▶ **WHAT YOU WILL DO**: Present the following entries again, word for word and in full.

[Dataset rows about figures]
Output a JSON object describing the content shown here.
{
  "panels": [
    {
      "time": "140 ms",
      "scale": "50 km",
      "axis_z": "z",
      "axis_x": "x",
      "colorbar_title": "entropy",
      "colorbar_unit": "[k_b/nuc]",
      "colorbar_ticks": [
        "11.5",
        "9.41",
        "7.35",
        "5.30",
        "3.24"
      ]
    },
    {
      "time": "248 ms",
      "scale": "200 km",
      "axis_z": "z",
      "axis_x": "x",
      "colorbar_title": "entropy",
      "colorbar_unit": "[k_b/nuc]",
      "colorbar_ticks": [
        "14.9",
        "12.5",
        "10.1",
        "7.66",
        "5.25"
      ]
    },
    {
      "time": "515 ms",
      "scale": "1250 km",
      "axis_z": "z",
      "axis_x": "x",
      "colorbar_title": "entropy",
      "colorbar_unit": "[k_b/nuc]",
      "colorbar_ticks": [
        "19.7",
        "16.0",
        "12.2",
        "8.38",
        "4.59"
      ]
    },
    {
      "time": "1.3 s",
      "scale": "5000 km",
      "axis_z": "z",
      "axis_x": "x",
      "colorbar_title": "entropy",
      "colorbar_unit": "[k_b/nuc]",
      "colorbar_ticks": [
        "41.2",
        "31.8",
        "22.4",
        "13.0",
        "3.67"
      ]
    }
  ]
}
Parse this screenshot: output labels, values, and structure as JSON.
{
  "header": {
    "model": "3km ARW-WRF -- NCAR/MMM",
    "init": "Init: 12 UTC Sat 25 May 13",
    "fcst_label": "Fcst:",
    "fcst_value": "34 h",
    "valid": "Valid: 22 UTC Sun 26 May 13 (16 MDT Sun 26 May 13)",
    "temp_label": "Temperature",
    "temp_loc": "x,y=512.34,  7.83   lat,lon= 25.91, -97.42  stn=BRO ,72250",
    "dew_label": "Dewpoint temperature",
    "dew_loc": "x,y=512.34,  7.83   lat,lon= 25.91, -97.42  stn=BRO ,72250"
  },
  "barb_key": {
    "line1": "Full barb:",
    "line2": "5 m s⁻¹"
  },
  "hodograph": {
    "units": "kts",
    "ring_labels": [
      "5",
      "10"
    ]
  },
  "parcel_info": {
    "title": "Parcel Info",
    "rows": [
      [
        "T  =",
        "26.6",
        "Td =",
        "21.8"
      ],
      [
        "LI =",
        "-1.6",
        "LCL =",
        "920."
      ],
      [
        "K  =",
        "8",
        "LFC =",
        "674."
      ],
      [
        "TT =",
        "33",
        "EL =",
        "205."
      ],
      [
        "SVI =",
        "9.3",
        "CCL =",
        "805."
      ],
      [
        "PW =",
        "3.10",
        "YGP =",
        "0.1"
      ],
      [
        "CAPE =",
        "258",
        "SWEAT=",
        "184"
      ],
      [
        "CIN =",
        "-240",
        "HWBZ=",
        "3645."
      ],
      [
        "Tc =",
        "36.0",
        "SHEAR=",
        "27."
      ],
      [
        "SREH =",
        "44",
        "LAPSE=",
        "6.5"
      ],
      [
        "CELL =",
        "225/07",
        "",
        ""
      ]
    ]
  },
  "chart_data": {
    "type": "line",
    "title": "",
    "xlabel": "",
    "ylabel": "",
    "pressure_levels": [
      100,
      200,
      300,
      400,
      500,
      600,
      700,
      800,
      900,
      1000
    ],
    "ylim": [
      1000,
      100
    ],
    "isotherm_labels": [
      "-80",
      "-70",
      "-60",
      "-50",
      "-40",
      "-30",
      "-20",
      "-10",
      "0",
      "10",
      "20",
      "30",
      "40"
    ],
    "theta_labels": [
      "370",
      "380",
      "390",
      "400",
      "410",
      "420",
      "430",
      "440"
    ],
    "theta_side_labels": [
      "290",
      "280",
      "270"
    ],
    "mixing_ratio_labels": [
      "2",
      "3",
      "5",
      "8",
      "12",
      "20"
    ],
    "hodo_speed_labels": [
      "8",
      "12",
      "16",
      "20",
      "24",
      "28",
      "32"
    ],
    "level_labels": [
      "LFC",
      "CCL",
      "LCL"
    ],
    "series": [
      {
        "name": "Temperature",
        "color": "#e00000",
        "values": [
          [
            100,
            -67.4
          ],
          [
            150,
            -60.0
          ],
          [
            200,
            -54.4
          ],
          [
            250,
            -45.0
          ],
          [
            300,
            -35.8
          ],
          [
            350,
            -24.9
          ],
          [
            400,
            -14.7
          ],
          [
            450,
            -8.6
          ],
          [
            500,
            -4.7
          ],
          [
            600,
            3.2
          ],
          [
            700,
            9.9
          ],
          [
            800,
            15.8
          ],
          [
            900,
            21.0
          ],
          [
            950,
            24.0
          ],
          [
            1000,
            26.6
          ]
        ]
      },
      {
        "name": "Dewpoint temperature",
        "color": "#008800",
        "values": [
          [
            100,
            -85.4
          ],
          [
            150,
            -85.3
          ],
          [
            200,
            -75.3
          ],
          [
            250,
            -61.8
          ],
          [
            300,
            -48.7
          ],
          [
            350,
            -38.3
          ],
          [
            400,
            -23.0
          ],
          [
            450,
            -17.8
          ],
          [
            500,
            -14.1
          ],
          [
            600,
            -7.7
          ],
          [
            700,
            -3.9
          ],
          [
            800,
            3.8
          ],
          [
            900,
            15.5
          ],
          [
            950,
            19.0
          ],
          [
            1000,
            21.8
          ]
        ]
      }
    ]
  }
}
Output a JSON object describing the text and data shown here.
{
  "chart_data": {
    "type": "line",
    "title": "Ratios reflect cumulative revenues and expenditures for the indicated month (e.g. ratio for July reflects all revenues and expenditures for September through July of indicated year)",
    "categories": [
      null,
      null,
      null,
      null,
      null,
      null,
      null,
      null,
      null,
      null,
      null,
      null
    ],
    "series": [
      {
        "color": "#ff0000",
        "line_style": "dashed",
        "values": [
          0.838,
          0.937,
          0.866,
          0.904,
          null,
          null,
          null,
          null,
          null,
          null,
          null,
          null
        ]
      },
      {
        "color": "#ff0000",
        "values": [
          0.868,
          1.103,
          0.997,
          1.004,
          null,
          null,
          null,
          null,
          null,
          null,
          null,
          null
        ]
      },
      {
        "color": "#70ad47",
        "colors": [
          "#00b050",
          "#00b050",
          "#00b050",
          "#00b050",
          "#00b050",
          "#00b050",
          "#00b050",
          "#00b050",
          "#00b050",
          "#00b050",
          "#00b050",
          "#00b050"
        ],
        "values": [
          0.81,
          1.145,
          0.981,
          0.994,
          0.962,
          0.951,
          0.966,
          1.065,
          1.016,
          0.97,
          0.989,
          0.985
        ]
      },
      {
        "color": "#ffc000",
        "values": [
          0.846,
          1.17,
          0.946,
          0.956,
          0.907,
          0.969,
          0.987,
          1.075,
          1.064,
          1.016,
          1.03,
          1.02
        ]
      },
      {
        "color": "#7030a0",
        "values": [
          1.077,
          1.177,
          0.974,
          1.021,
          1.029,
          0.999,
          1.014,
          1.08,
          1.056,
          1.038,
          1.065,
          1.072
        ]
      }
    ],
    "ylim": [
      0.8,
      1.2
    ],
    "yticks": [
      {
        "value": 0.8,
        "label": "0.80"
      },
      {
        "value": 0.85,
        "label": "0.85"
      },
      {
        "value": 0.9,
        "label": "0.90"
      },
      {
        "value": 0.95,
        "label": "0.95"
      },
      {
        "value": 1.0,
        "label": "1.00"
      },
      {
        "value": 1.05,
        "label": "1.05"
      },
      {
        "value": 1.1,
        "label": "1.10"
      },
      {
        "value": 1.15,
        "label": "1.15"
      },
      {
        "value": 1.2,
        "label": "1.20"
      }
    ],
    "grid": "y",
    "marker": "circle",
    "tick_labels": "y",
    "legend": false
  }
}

▶ **OUTPUT**:
Output a JSON object describing the content shown here.
{
  "panels": [
    {
      "time": "140 ms",
      "scale": "50 km",
      "axis_z": "z",
      "axis_x": "x",
      "colorbar_title": "entropy",
      "colorbar_unit": "[k_b/nuc]",
      "colorbar_ticks": [
        "11.5",
        "9.41",
        "7.35",
        "5.30",
        "3.24"
      ]
    },
    {
      "time": "248 ms",
      "scale": "200 km",
      "axis_z": "z",
      "axis_x": "x",
      "colorbar_title": "entropy",
      "colorbar_unit": "[k_b/nuc]",
      "colorbar_ticks": [
        "14.9",
        "12.5",
        "10.1",
        "7.66",
        "5.25"
      ]
    },
    {
      "time": "515 ms",
      "scale": "1250 km",
      "axis_z": "z",
      "axis_x": "x",
      "colorbar_title": "entropy",
      "colorbar_unit": "[k_b/nuc]",
      "colorbar_ticks": [
        "19.7",
        "16.0",
        "12.2",
        "8.38",
        "4.59"
      ]
    },
    {
      "time": "1.3 s",
      "scale": "5000 km",
      "axis_z": "z",
      "axis_x": "x",
      "colorbar_title": "entropy",
      "colorbar_unit": "[k_b/nuc]",
      "colorbar_ticks": [
        "41.2",
        "31.8",
        "22.4",
        "13.0",
        "3.67"
      ]
    }
  ]
}
Parse this screenshot: output labels, values, and structure as JSON.
{
  "header": {
    "model": "3km ARW-WRF -- NCAR/MMM",
    "init": "Init: 12 UTC Sat 25 May 13",
    "fcst_label": "Fcst:",
    "fcst_value": "34 h",
    "valid": "Valid: 22 UTC Sun 26 May 13 (16 MDT Sun 26 May 13)",
    "temp_label": "Temperature",
    "temp_loc": "x,y=512.34,  7.83   lat,lon= 25.91, -97.42  stn=BRO ,72250",
    "dew_label": "Dewpoint temperature",
    "dew_loc": "x,y=512.34,  7.83   lat,lon= 25.91, -97.42  stn=BRO ,72250"
  },
  "barb_key": {
    "line1": "Full barb:",
    "line2": "5 m s⁻¹"
  },
  "hodograph": {
    "units": "kts",
    "ring_labels": [
      "5",
      "10"
    ]
  },
  "parcel_info": {
    "title": "Parcel Info",
    "rows": [
      [
        "T  =",
        "26.6",
        "Td =",
        "21.8"
      ],
      [
        "LI =",
        "-1.6",
        "LCL =",
        "920."
      ],
      [
        "K  =",
        "8",
        "LFC =",
        "674."
      ],
      [
        "TT =",
        "33",
        "EL =",
        "205."
      ],
      [
        "SVI =",
        "9.3",
        "CCL =",
        "805."
      ],
      [
        "PW =",
        "3.10",
        "YGP =",
        "0.1"
      ],
      [
        "CAPE =",
        "258",
        "SWEAT=",
        "184"
      ],
      [
        "CIN =",
        "-240",
        "HWBZ=",
        "3645."
      ],
      [
        "Tc =",
        "36.0",
        "SHEAR=",
        "27."
      ],
      [
        "SREH =",
        "44",
        "LAPSE=",
        "6.5"
      ],
      [
        "CELL =",
        "225/07",
        "",
        ""
      ]
    ]
  },
  "chart_data": {
    "type": "line",
    "title": "",
    "xlabel": "",
    "ylabel": "",
    "pressure_levels": [
      100,
      200,
      300,
      400,
      500,
      600,
      700,
      800,
      900,
      1000
    ],
    "ylim": [
      1000,
      100
    ],
    "isotherm_labels": [
      "-80",
      "-70",
      "-60",
      "-50",
      "-40",
      "-30",
      "-20",
      "-10",
      "0",
      "10",
      "20",
      "30",
      "40"
    ],
    "theta_labels": [
      "370",
      "380",
      "390",
      "400",
      "410",
      "420",
      "430",
      "440"
    ],
    "theta_side_labels": [
      "290",
      "280",
      "270"
    ],
    "mixing_ratio_labels": [
      "2",
      "3",
      "5",
      "8",
      "12",
      "20"
    ],
    "hodo_speed_labels": [
      "8",
      "12",
      "16",
      "20",
      "24",
      "28",
      "32"
    ],
    "level_labels": [
      "LFC",
      "CCL",
      "LCL"
    ],
    "series": [
      {
        "name": "Temperature",
        "color": "#e00000",
        "values": [
          [
            100,
            -67.4
          ],
          [
            150,
            -60.0
          ],
          [
            200,
            -54.4
          ],
          [
            250,
            -45.0
          ],
          [
            300,
            -35.8
          ],
          [
            350,
            -24.9
          ],
          [
            400,
            -14.7
          ],
          [
            450,
            -8.6
          ],
          [
            500,
            -4.7
          ],
          [
            600,
            3.2
          ],
          [
            700,
            9.9
          ],
          [
            800,
            15.8
          ],
          [
            900,
            21.0
          ],
          [
            950,
            24.0
          ],
          [
            1000,
            26.6
          ]
        ]
      },
      {
        "name": "Dewpoint temperature",
        "color": "#008800",
        "values": [
          [
            100,
            -85.4
          ],
          [
            150,
            -85.3
          ],
          [
            200,
            -75.3
          ],
          [
            250,
            -61.8
          ],
          [
            300,
            -48.7
          ],
          [
            350,
            -38.3
          ],
          [
            400,
            -23.0
          ],
          [
            450,
            -17.8
          ],
          [
            500,
            -14.1
          ],
          [
            600,
            -7.7
          ],
          [
            700,
            -3.9
          ],
          [
            800,
            3.8
          ],
          [
            900,
            15.5
          ],
          [
            950,
            19.0
          ],
          [
            1000,
            21.8
          ]
        ]
      }
    ]
  }
}
Output a JSON object describing the text and data shown here.
{
  "chart_data": {
    "type": "line",
    "title": "Ratios reflect cumulative revenues and expenditures for the indicated month (e.g. ratio for July reflects all revenues and expenditures for September through July of indicated year)",
    "categories": [
      null,
      null,
      null,
      null,
      null,
      null,
      null,
      null,
      null,
      null,
      null,
      null
    ],
    "series": [
      {
        "color": "#ff0000",
        "line_style": "dashed",
        "values": [
          0.838,
          0.937,
          0.866,
          0.904,
          null,
          null,
          null,
          null,
          null,
          null,
          null,
          null
        ]
      },
      {
        "color": "#ff0000",
        "values": [
          0.868,
          1.103,
          0.997,
          1.004,
          null,
          null,
          null,
          null,
          null,
          null,
          null,
          null
        ]
      },
      {
        "color": "#70ad47",
        "colors": [
          "#00b050",
          "#00b050",
          "#00b050",
          "#00b050",
          "#00b050",
          "#00b050",
          "#00b050",
          "#00b050",
          "#00b050",
          "#00b050",
          "#00b050",
          "#00b050"
        ],
        "values": [
          0.81,
          1.145,
          0.981,
          0.994,
          0.962,
          0.951,
          0.966,
          1.065,
          1.016,
          0.97,
          0.989,
          0.985
        ]
      },
      {
        "color": "#ffc000",
        "values": [
          0.846,
          1.17,
          0.946,
          0.956,
          0.907,
          0.969,
          0.987,
          1.075,
          1.064,
          1.016,
          1.03,
          1.02
        ]
      },
      {
        "color": "#7030a0",
        "values": [
          1.077,
          1.177,
          0.974,
          1.021,
          1.029,
          0.999,
          1.014,
          1.08,
          1.056,
          1.038,
          1.065,
          1.072
        ]
      }
    ],
    "ylim": [
      0.8,
      1.2
    ],
    "yticks": [
      {
        "value": 0.8,
        "label": "0.80"
      },
      {
        "value": 0.85,
        "label": "0.85"
      },
      {
        "value": 0.9,
        "label": "0.90"
      },
      {
        "value": 0.95,
        "label": "0.95"
      },
      {
        "value": 1.0,
        "label": "1.00"
      },
      {
        "value": 1.05,
        "label": "1.05"
      },
      {
        "value": 1.1,
        "label": "1.10"
      },
      {
        "value": 1.15,
        "label": "1.15"
      },
      {
        "value": 1.2,
        "label": "1.20"
      }
    ],
    "grid": "y",
    "marker": "circle",
    "tick_labels": "y",
    "legend": false
  }
}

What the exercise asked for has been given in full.